YOUR INSTRUCTIONS:
Below are some records. Copy every line in them that holds "data".

ENTRIES SHOWN:
+ + + + + + +
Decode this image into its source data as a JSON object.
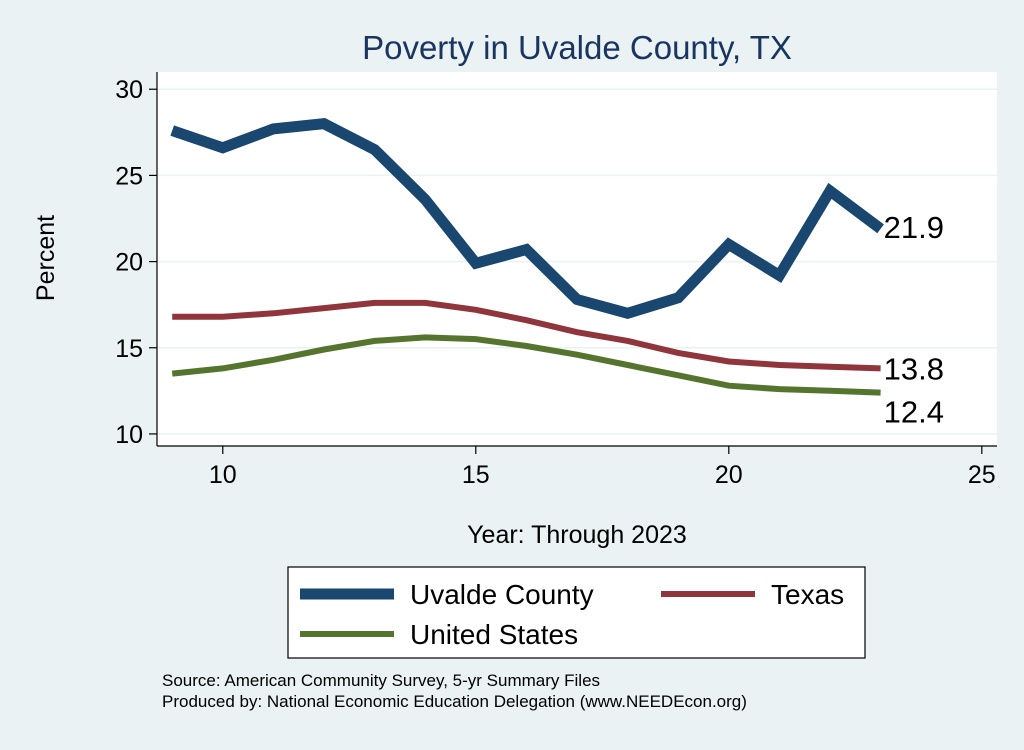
+ + + + + + +
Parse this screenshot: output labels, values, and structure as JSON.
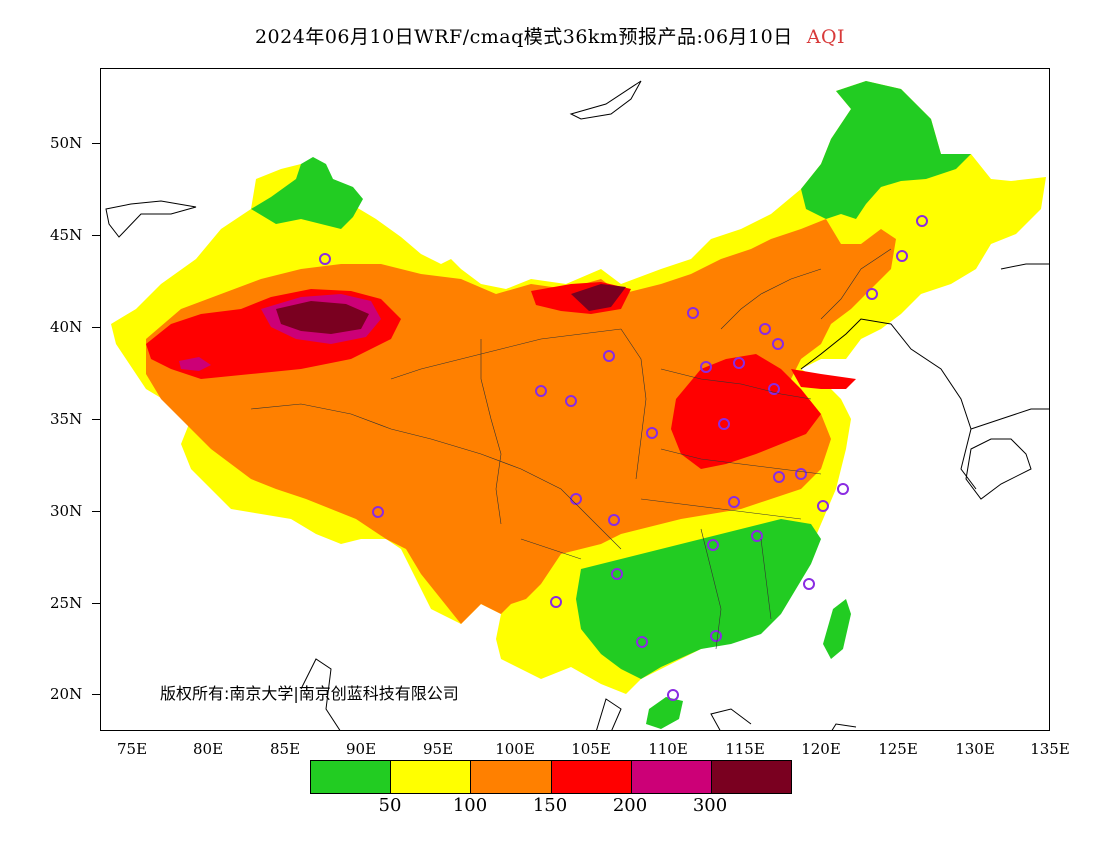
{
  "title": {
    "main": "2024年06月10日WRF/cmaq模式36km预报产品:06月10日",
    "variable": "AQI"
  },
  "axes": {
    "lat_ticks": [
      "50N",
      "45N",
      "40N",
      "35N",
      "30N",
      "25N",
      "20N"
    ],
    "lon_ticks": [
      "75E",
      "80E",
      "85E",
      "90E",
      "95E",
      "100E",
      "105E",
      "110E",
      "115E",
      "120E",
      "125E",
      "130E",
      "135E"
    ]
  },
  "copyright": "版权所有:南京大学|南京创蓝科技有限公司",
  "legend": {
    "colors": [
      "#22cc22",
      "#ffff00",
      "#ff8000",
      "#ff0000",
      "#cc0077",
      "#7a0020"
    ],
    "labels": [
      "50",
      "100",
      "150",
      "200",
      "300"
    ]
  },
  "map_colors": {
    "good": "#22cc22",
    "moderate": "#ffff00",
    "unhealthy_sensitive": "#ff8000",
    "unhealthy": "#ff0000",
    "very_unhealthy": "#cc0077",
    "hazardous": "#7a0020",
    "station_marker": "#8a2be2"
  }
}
+ + + + + + +
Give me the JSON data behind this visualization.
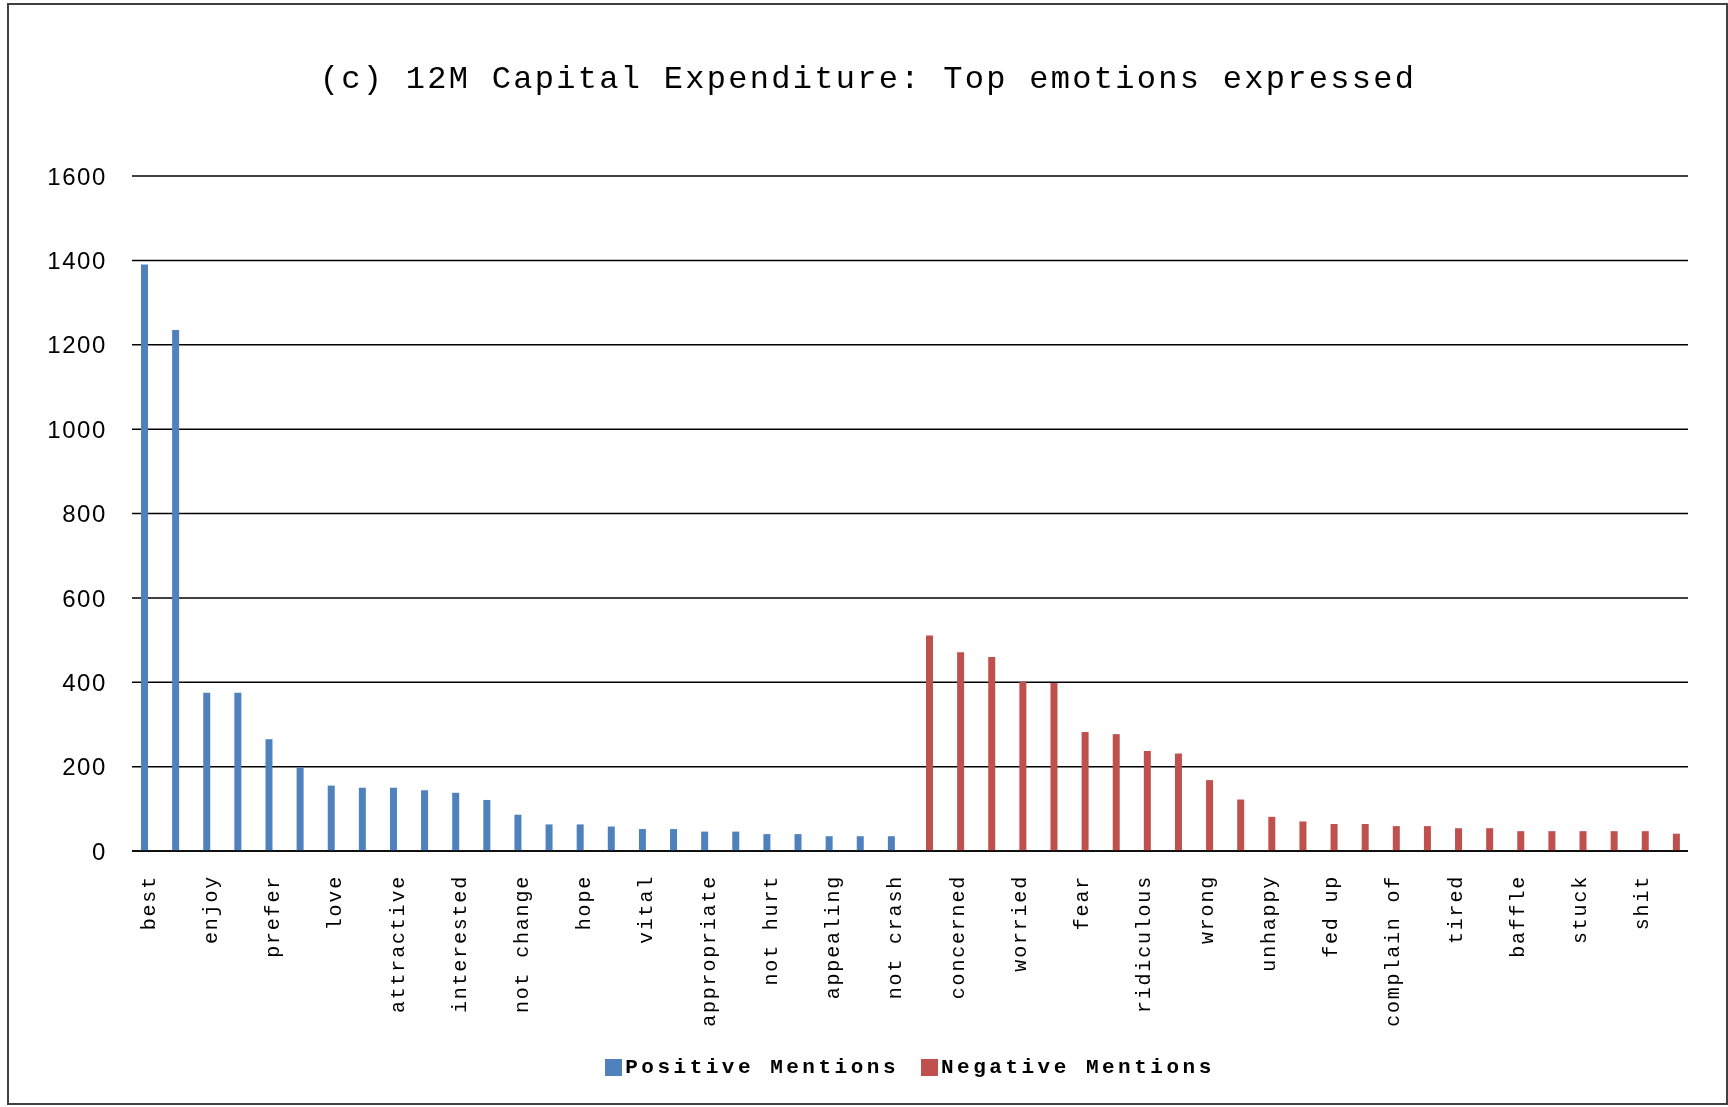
+ + + + + + +
ANSWER TO THIS EXERCISE:
Decode this image into its source data as a JSON object.
Give me the JSON data behind this visualization.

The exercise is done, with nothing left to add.